§ **WORK TO COMPLETE**: Render every entry exactly as it appears.

--------

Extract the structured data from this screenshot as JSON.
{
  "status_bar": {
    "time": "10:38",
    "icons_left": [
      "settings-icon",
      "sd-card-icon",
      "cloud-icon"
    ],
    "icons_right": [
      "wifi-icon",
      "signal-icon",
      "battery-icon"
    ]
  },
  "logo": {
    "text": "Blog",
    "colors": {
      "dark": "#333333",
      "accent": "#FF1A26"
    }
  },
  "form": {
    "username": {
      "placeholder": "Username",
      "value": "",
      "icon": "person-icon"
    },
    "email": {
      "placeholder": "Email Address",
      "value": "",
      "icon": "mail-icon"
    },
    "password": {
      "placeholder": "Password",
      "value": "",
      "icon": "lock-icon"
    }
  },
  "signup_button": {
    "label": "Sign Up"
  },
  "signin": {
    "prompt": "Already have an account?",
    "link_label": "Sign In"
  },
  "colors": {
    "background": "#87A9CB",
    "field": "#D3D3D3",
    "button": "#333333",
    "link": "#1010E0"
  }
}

--------

§ **CORRECT ANSWER**:
Extract the structured data from this screenshot as JSON.
{
  "status_bar": {
    "time": "10:38",
    "icons_left": [
      "settings-icon",
      "sd-card-icon",
      "cloud-icon"
    ],
    "icons_right": [
      "wifi-icon",
      "signal-icon",
      "battery-icon"
    ]
  },
  "logo": {
    "text": "Blog",
    "colors": {
      "dark": "#333333",
      "accent": "#FF1A26"
    }
  },
  "form": {
    "username": {
      "placeholder": "Username",
      "value": "",
      "icon": "person-icon"
    },
    "email": {
      "placeholder": "Email Address",
      "value": "",
      "icon": "mail-icon"
    },
    "password": {
      "placeholder": "Password",
      "value": "",
      "icon": "lock-icon"
    }
  },
  "signup_button": {
    "label": "Sign Up"
  },
  "signin": {
    "prompt": "Already have an account?",
    "link_label": "Sign In"
  },
  "colors": {
    "background": "#87A9CB",
    "field": "#D3D3D3",
    "button": "#333333",
    "link": "#1010E0"
  }
}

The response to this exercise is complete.